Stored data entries
────

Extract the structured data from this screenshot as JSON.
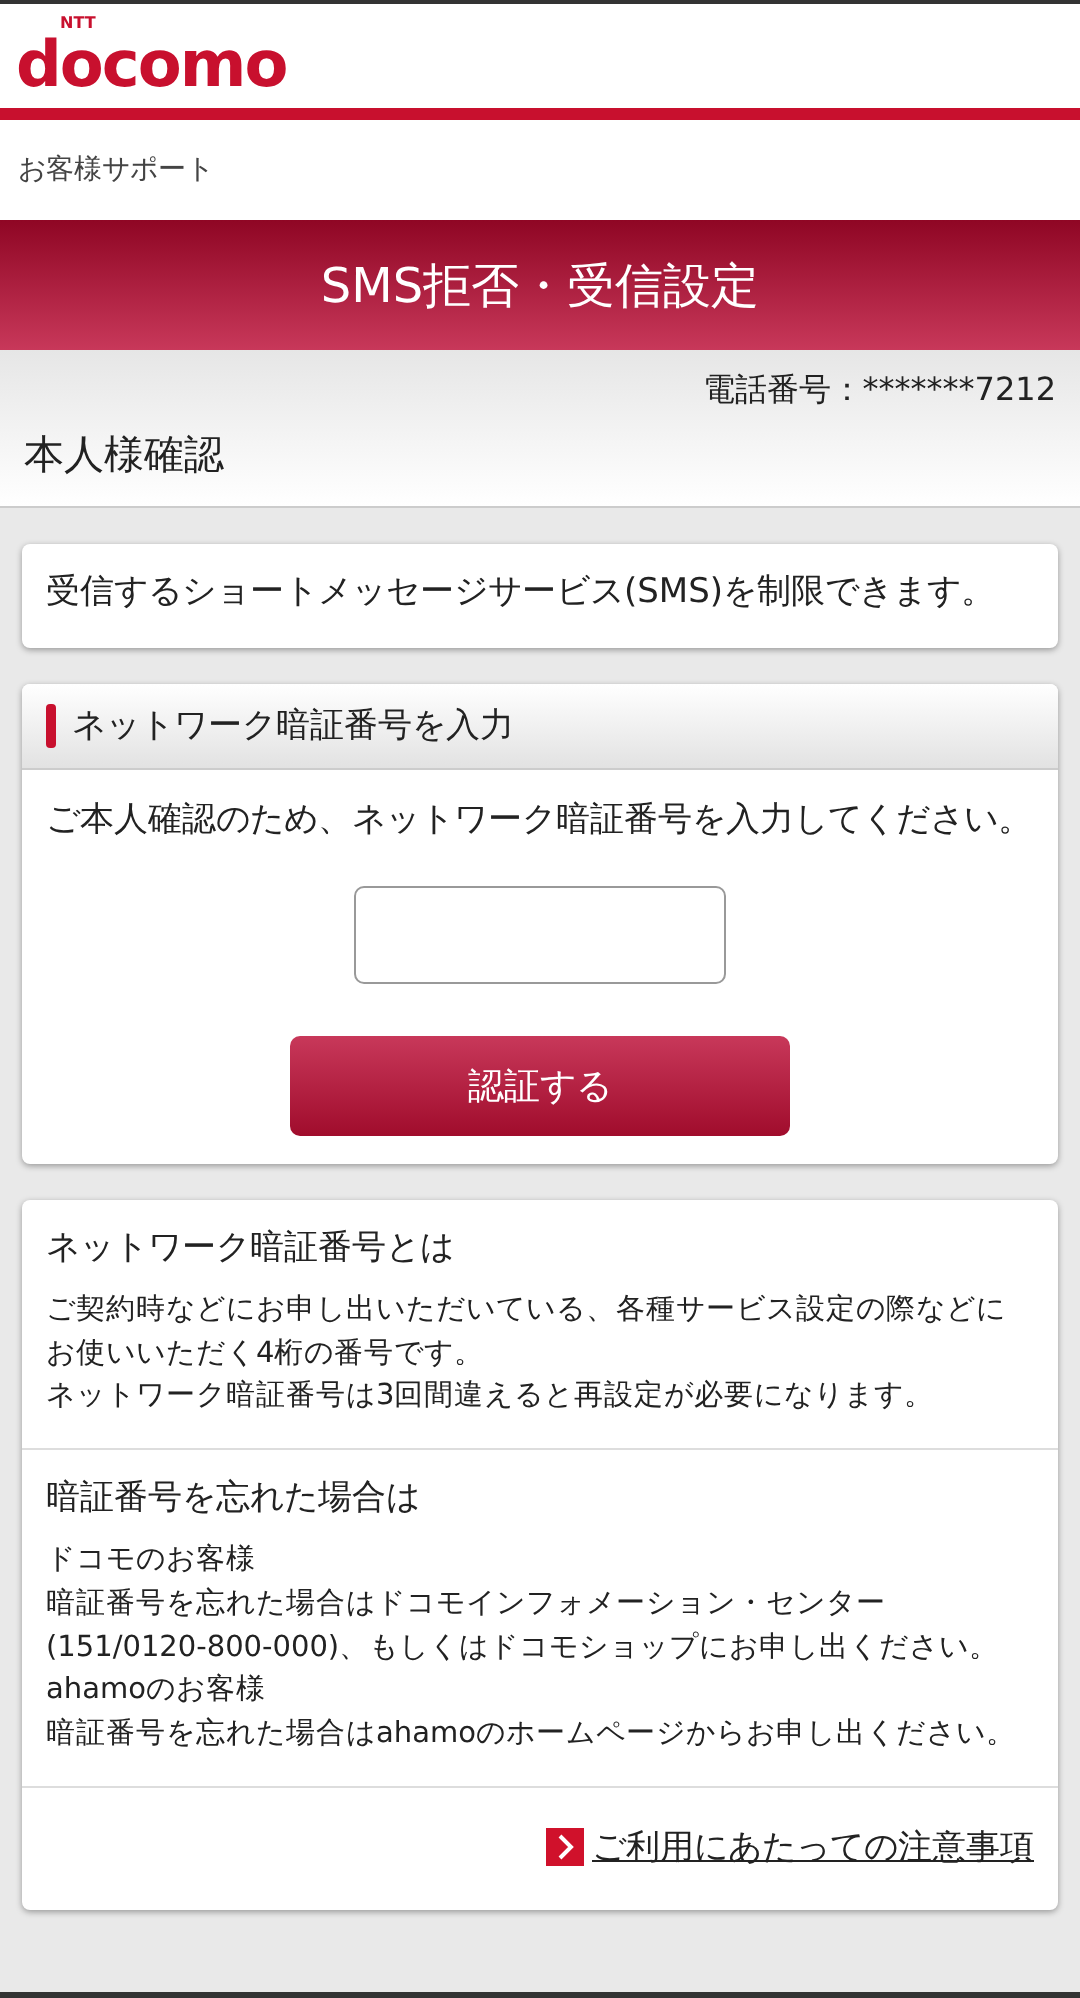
{
  "logo": {
    "brand": "docomo",
    "superscript": "NTT"
  },
  "breadcrumb": "お客様サポート",
  "page_title": "SMS拒否・受信設定",
  "phone_number": "電話番号：*******7212",
  "section_title": "本人様確認",
  "intro": "受信するショートメッセージサービス(SMS)を制限できます。",
  "pin_form": {
    "heading": "ネットワーク暗証番号を入力",
    "instruction": "ご本人確認のため、ネットワーク暗証番号を入力してください。",
    "submit": "認証する"
  },
  "info": [
    {
      "heading": "ネットワーク暗証番号とは",
      "lines": [
        "ご契約時などにお申し出いただいている、各種サービス設定の際などにお使いいただく4桁の番号です。",
        "ネットワーク暗証番号は3回間違えると再設定が必要になります。"
      ]
    },
    {
      "heading": "暗証番号を忘れた場合は",
      "lines": [
        "ドコモのお客様",
        "暗証番号を忘れた場合はドコモインフォメーション・センター(151/0120-800-000)、もしくはドコモショップにお申し出ください。",
        "ahamoのお客様",
        "暗証番号を忘れた場合はahamoのホームページからお申し出ください。"
      ]
    }
  ],
  "notes_link": "ご利用にあたっての注意事項"
}
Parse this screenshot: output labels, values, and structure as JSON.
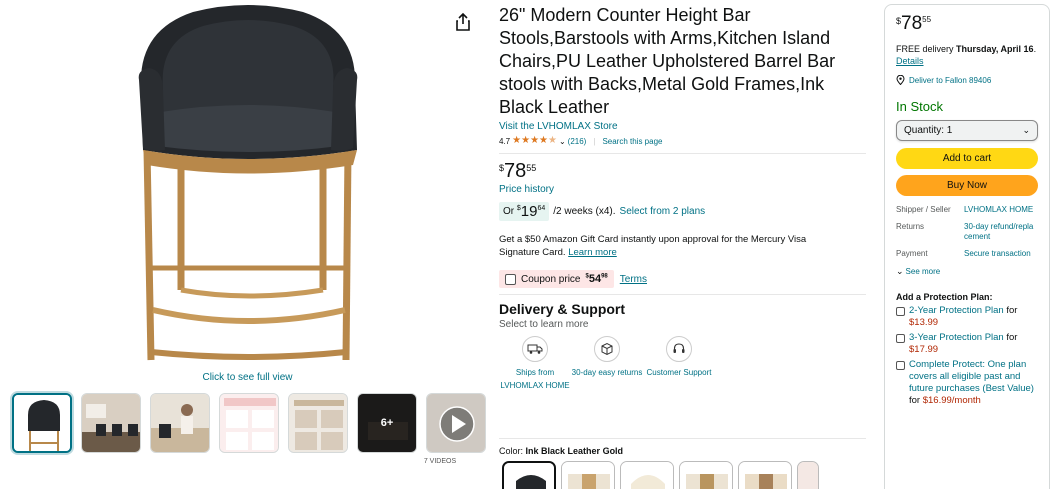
{
  "product": {
    "title": "26\" Modern Counter Height Bar Stools,Barstools with Arms,Kitchen Island Chairs,PU Leather Upholstered Barrel Bar stools with Backs,Metal Gold Frames,Ink Black Leather",
    "store_link": "Visit the LVHOMLAX Store",
    "rating_value": "4.7",
    "rating_stars": 4.5,
    "rating_count": "(216)",
    "search_page": "Search this page"
  },
  "gallery": {
    "full_view": "Click to see full view",
    "more_count": "6+",
    "video_count": "7 VIDEOS",
    "thumbnails": [
      "thumbnail-1",
      "thumbnail-2",
      "thumbnail-3",
      "thumbnail-4",
      "thumbnail-5",
      "thumbnail-6",
      "thumbnail-video"
    ]
  },
  "pricing": {
    "symbol": "$",
    "whole": "78",
    "fraction": "55",
    "price_history": "Price history",
    "installment_prefix": "Or ",
    "installment_whole": "19",
    "installment_fraction": "64",
    "installment_suffix": "/2 weeks (x4).",
    "installment_link": "Select from 2 plans"
  },
  "giftcard": {
    "text": "Get a $50 Amazon Gift Card instantly upon approval for the Mercury Visa Signature Card.",
    "link": "Learn more"
  },
  "coupon": {
    "label": "Coupon price",
    "price_whole": "54",
    "price_fraction": "98",
    "terms": "Terms"
  },
  "delivery_support": {
    "title": "Delivery & Support",
    "subtitle": "Select to learn more",
    "items": [
      {
        "label": "Ships from LVHOMLAX HOME",
        "icon": "truck-icon"
      },
      {
        "label": "30-day easy returns",
        "icon": "return-box-icon"
      },
      {
        "label": "Customer Support",
        "icon": "headset-icon"
      }
    ]
  },
  "color": {
    "label": "Color:",
    "value": "Ink Black Leather Gold"
  },
  "buybox": {
    "delivery_prefix": "FREE delivery",
    "delivery_date": "Thursday, April 16",
    "details": "Details",
    "deliver_to": "Deliver to Fallon 89406",
    "stock": "In Stock",
    "quantity": "Quantity: 1",
    "add_to_cart": "Add to cart",
    "buy_now": "Buy Now",
    "info": [
      {
        "key": "Shipper / Seller",
        "value": "LVHOMLAX HOME"
      },
      {
        "key": "Returns",
        "value": "30-day refund/replacement"
      },
      {
        "key": "Payment",
        "value": "Secure transaction"
      }
    ],
    "see_more": "See more",
    "protection_title": "Add a Protection Plan:",
    "protection": [
      {
        "label": "2-Year Protection Plan",
        "for": "for",
        "price": "$13.99"
      },
      {
        "label": "3-Year Protection Plan",
        "for": "for",
        "price": "$17.99"
      },
      {
        "label": "Complete Protect: One plan covers all eligible past and future purchases (Best Value)",
        "for": "for",
        "price": "$16.99/month"
      }
    ]
  },
  "colors": {
    "link": "#007185",
    "in_stock": "#007600",
    "add_to_cart": "#ffd814",
    "buy_now": "#ffa41c",
    "price_red": "#b12704",
    "star": "#de7921"
  }
}
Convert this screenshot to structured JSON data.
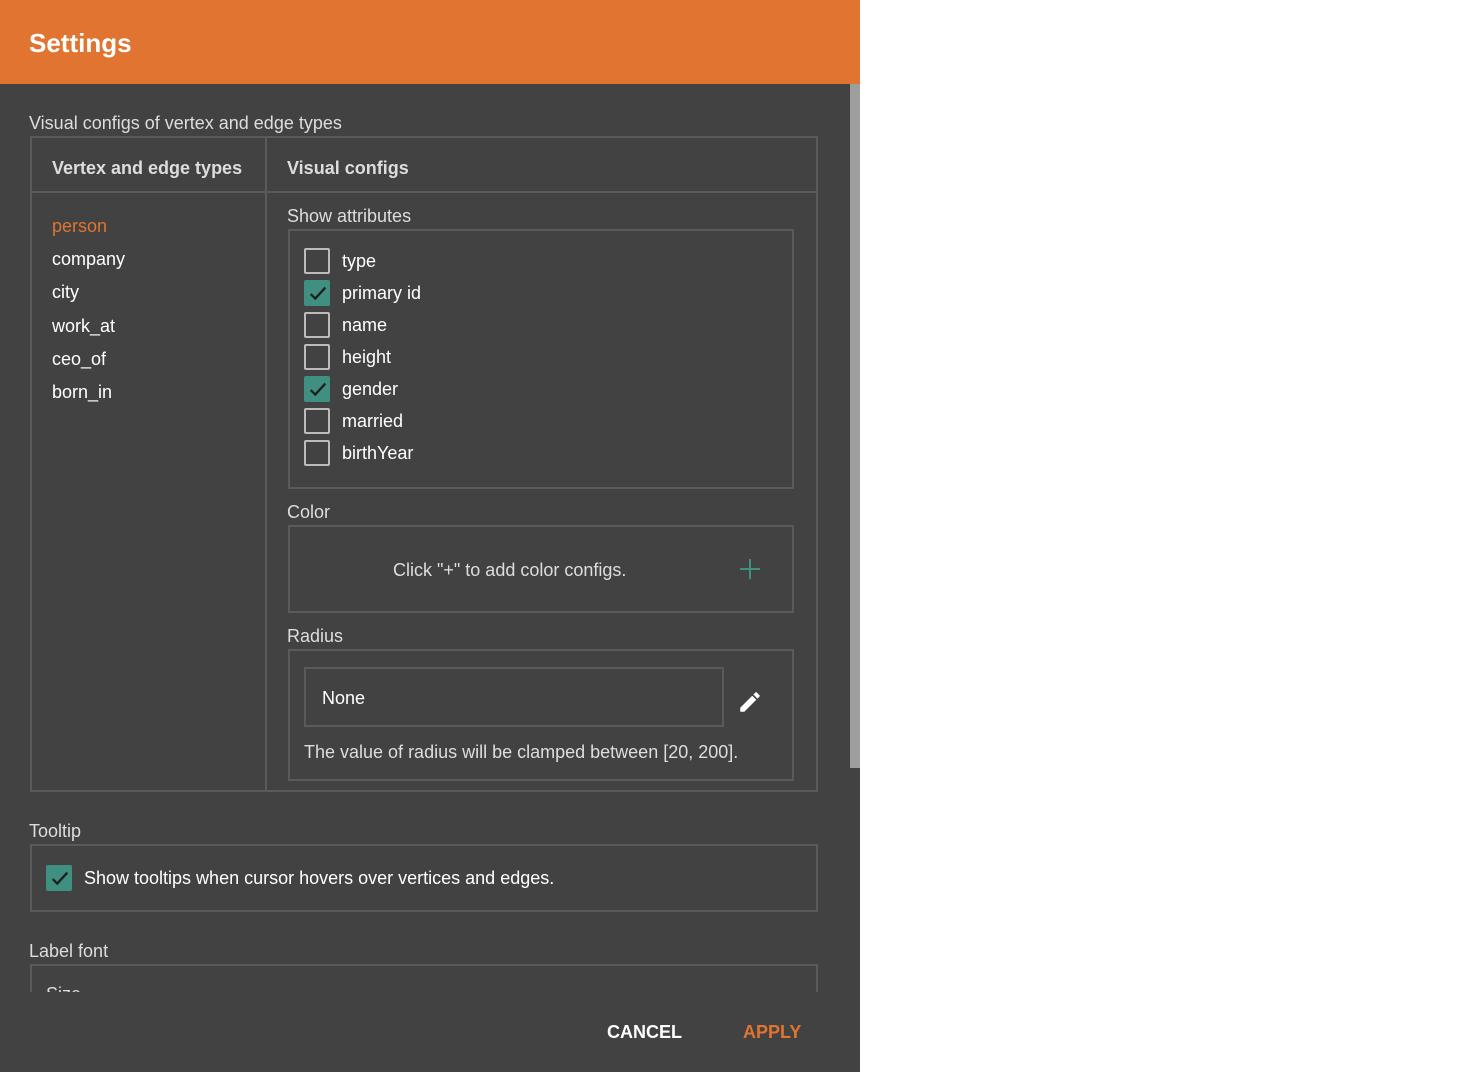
{
  "title": "Settings",
  "section_title": "Visual configs of vertex and edge types",
  "table": {
    "col1": "Vertex and edge types",
    "col2": "Visual configs",
    "types": [
      "person",
      "company",
      "city",
      "work_at",
      "ceo_of",
      "born_in"
    ],
    "selected": "person"
  },
  "show_attributes": {
    "label": "Show attributes",
    "items": [
      {
        "label": "type",
        "checked": false
      },
      {
        "label": "primary id",
        "checked": true
      },
      {
        "label": "name",
        "checked": false
      },
      {
        "label": "height",
        "checked": false
      },
      {
        "label": "gender",
        "checked": true
      },
      {
        "label": "married",
        "checked": false
      },
      {
        "label": "birthYear",
        "checked": false
      }
    ]
  },
  "color": {
    "label": "Color",
    "hint": "Click \"+\" to add color configs.",
    "add_icon": "plus-icon"
  },
  "radius": {
    "label": "Radius",
    "value": "None",
    "edit_icon": "pencil-icon",
    "hint": "The value of radius will be clamped between [20, 200]."
  },
  "tooltip": {
    "label": "Tooltip",
    "checkbox_label": "Show tooltips when cursor hovers over vertices and edges.",
    "checked": true
  },
  "label_font": {
    "label": "Label font",
    "size_label": "Size"
  },
  "footer": {
    "cancel": "CANCEL",
    "apply": "APPLY"
  },
  "colors": {
    "accent": "#E07430",
    "background": "#424242",
    "check": "#3F9080"
  }
}
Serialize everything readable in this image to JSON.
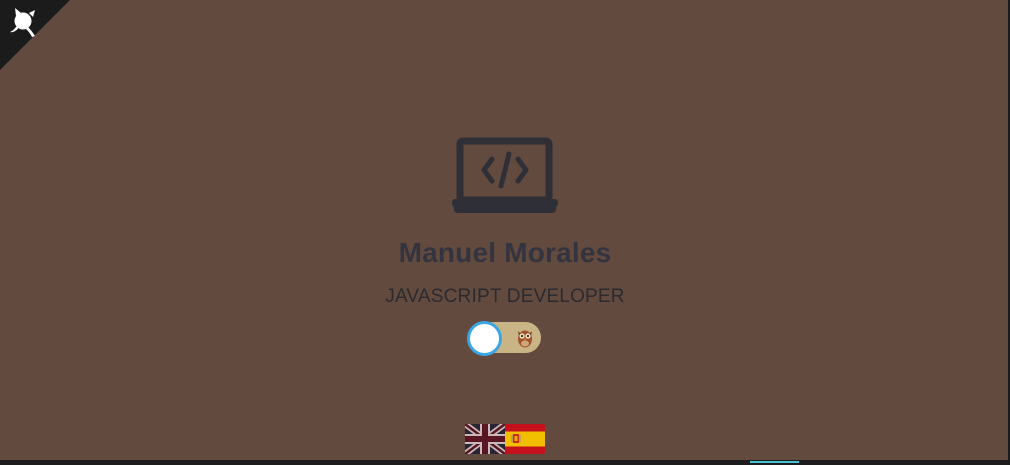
{
  "profile": {
    "name": "Manuel Morales",
    "role": "JAVASCRIPT DEVELOPER"
  },
  "icons": {
    "corner": "github-octocat-icon",
    "hero": "laptop-code-icon",
    "theme_toggle": "owl-icon"
  },
  "theme_toggle": {
    "state": "off"
  },
  "languages": [
    {
      "code": "en",
      "flag": "uk-flag-icon"
    },
    {
      "code": "es",
      "flag": "spain-flag-icon"
    }
  ],
  "colors": {
    "background": "#624a3e",
    "text_dark": "#343440",
    "toggle_track": "#c9b486",
    "toggle_knob_border": "#3aa6e6",
    "corner_ribbon": "#1b1b1b"
  }
}
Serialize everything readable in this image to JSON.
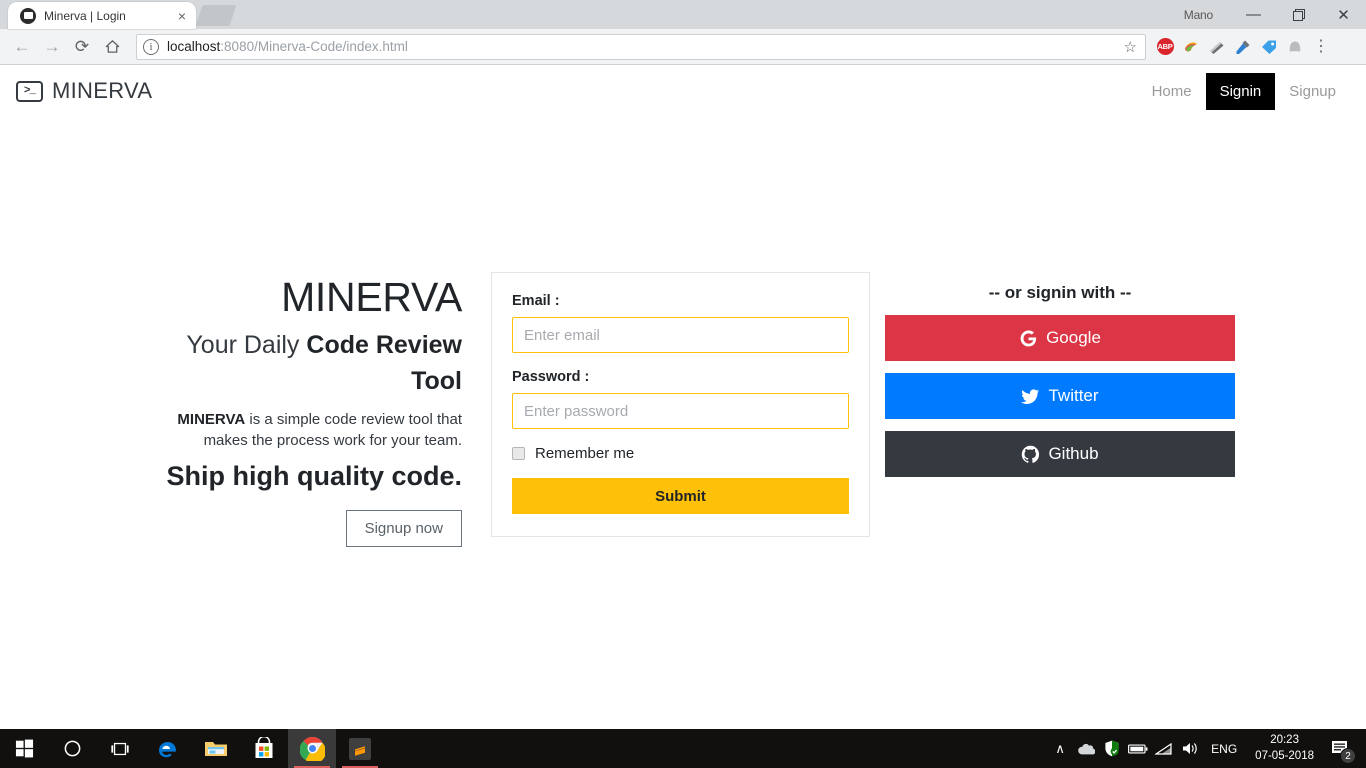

────

### CHALLENGE
Scan the entries above and work out how many lines include the word "heading"; the reply is that number alone.

### SOLUTION FOR THIS PROBLEM
3